Exercise inputs ->

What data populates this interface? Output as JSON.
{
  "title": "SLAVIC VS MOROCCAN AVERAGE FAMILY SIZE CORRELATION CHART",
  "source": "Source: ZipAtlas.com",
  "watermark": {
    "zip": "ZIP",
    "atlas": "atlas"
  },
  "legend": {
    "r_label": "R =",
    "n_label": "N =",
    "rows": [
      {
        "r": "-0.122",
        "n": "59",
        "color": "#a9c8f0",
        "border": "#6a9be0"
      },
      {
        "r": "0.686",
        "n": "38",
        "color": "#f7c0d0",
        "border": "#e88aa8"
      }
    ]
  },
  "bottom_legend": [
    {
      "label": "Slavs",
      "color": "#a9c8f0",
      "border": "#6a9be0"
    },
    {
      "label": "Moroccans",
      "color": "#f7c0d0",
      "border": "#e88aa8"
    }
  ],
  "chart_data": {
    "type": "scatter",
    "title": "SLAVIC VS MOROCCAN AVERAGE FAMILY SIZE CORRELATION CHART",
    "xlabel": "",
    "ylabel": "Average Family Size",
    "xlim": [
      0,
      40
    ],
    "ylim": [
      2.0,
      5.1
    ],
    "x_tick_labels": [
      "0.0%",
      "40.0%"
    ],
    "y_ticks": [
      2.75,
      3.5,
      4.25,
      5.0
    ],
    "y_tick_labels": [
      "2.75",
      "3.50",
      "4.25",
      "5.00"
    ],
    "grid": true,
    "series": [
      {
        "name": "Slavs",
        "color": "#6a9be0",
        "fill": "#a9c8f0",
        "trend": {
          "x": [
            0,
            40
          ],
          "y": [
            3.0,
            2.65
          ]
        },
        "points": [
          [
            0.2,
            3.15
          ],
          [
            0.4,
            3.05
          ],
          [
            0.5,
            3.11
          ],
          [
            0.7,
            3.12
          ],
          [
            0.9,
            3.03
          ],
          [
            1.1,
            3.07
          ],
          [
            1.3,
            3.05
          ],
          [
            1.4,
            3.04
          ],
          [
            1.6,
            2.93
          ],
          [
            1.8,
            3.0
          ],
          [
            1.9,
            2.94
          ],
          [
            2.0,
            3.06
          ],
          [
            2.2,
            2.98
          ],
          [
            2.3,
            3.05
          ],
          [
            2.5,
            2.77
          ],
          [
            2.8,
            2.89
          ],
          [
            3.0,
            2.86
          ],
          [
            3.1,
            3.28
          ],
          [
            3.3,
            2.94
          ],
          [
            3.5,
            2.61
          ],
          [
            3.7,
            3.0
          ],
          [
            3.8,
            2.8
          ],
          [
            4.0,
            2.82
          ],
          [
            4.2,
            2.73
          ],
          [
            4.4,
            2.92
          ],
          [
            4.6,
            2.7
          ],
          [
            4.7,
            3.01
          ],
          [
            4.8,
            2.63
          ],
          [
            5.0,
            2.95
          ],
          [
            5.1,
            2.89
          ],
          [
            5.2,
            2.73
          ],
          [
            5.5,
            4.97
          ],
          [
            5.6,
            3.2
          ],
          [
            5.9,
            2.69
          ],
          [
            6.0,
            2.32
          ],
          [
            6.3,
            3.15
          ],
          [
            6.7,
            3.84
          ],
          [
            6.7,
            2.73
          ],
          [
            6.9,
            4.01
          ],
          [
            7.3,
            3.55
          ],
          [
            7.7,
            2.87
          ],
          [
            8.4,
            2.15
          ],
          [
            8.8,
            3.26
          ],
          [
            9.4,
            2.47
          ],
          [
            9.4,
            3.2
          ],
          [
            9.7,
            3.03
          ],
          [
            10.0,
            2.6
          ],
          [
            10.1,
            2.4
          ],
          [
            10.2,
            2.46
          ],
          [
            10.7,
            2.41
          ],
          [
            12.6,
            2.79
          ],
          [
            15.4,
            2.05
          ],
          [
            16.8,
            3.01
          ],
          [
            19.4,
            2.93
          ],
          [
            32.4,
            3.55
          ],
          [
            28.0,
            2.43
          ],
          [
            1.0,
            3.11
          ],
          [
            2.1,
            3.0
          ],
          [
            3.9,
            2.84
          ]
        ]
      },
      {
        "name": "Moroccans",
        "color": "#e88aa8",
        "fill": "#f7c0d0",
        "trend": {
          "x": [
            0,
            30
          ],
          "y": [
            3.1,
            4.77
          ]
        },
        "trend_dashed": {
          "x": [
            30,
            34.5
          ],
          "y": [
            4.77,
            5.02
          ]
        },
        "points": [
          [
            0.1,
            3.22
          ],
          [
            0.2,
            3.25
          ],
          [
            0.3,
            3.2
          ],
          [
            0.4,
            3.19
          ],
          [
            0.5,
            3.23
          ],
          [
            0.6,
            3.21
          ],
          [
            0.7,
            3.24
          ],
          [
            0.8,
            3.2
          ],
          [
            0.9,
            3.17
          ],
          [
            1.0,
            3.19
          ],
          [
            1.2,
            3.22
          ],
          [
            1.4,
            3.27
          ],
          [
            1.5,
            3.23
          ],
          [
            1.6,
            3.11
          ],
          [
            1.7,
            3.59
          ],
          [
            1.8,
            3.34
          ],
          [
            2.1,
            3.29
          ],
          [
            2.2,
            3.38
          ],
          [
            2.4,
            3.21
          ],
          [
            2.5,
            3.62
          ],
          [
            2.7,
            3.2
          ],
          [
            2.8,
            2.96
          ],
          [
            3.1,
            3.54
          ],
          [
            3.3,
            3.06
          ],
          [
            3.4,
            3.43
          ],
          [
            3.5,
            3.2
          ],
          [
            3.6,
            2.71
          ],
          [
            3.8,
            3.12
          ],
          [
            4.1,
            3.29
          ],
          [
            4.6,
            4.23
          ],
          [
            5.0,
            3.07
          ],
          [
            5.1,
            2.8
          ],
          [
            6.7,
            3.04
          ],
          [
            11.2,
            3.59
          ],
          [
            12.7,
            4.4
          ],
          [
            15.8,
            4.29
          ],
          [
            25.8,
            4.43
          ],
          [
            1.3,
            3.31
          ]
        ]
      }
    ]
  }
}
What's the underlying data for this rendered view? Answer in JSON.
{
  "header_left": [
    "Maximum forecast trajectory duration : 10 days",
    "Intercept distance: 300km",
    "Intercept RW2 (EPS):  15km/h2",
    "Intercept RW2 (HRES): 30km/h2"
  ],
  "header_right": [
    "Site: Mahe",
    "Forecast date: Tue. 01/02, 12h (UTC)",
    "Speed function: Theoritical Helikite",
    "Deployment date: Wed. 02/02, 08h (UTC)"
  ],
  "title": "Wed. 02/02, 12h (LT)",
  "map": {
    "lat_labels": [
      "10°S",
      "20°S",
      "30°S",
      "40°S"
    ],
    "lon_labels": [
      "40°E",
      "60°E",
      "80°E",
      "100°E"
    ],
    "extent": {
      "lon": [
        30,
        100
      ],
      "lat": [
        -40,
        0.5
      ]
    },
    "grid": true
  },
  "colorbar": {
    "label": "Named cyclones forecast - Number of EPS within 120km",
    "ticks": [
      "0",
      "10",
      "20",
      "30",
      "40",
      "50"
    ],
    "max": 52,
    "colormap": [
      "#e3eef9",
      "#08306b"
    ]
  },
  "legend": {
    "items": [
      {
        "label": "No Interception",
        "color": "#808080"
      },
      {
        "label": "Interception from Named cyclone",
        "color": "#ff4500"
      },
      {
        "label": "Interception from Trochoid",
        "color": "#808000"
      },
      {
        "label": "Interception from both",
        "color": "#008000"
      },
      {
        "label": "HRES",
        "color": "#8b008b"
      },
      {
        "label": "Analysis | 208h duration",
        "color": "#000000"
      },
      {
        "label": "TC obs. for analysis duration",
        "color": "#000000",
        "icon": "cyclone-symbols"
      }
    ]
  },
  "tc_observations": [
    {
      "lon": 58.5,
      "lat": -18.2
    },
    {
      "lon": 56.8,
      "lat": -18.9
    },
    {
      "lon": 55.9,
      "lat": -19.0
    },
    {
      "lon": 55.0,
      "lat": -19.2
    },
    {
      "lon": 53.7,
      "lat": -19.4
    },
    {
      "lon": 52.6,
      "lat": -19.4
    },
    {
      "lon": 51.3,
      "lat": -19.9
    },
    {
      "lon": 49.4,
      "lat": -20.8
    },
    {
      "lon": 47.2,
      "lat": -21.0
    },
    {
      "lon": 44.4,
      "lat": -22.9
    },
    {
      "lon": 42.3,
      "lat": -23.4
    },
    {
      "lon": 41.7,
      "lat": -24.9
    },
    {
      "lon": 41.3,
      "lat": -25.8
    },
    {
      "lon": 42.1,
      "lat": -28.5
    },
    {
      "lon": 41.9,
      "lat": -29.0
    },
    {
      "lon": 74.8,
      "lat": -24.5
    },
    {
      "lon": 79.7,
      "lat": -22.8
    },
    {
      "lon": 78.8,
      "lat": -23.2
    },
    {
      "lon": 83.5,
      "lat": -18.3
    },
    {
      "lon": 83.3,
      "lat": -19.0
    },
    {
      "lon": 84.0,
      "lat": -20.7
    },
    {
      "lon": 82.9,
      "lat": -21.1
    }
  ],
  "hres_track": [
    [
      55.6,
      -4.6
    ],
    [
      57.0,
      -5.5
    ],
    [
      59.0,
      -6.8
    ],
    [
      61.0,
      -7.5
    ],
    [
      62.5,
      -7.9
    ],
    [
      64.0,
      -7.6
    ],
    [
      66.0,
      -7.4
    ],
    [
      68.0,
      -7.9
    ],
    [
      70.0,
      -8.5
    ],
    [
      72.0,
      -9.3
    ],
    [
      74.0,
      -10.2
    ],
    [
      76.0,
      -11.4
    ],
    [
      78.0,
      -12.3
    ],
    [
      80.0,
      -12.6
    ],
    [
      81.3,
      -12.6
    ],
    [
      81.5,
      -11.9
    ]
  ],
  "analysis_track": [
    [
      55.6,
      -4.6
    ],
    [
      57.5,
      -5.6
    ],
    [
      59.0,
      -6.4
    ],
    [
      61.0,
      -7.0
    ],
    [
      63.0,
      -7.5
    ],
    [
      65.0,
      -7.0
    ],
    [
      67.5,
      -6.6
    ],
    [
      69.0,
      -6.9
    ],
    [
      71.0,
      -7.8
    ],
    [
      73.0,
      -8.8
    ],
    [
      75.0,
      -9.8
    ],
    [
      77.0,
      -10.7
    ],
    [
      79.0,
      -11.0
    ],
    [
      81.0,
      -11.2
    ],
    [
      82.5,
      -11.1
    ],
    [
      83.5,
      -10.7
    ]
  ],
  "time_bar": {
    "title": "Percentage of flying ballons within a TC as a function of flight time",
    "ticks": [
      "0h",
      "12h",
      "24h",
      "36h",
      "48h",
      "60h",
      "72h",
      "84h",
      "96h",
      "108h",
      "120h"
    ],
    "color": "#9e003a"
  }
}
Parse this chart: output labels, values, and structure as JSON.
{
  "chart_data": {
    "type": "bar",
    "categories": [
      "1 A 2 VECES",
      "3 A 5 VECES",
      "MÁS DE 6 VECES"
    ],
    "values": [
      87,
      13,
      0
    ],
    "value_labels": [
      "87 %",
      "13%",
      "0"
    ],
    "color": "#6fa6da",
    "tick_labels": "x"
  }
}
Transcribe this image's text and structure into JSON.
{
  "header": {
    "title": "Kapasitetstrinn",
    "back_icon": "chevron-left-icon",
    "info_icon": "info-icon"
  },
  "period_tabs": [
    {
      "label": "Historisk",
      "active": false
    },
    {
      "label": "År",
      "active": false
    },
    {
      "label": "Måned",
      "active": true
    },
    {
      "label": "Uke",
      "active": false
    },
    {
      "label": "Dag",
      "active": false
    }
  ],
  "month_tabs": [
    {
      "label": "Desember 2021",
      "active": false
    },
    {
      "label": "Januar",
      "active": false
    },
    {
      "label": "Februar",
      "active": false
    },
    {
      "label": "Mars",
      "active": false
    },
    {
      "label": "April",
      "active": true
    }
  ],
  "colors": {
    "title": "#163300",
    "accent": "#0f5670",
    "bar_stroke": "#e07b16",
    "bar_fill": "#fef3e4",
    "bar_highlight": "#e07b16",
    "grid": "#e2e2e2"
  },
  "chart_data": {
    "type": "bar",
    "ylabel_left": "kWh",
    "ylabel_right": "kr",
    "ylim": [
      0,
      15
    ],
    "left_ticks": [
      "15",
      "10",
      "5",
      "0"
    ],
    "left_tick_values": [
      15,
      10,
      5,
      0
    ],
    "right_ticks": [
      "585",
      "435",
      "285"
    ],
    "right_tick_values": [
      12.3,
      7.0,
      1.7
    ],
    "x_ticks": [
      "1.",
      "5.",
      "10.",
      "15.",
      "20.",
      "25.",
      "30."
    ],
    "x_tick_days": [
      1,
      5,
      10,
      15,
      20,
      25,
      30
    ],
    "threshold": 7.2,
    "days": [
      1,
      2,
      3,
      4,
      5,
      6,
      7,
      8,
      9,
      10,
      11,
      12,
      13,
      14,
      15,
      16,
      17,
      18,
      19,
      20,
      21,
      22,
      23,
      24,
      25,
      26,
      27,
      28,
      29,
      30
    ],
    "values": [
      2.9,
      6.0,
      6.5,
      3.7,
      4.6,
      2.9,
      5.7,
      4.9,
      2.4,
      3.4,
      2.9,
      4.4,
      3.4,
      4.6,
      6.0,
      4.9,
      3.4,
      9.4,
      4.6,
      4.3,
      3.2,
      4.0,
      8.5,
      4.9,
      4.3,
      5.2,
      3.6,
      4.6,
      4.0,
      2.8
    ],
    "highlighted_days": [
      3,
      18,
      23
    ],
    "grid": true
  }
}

Work instructions -> In the entries above, find lines with "Named" and copy each.

Response ->
    "label": "Named cyclones forecast - Number of EPS within 120km",
        "label": "Interception from Named cyclone",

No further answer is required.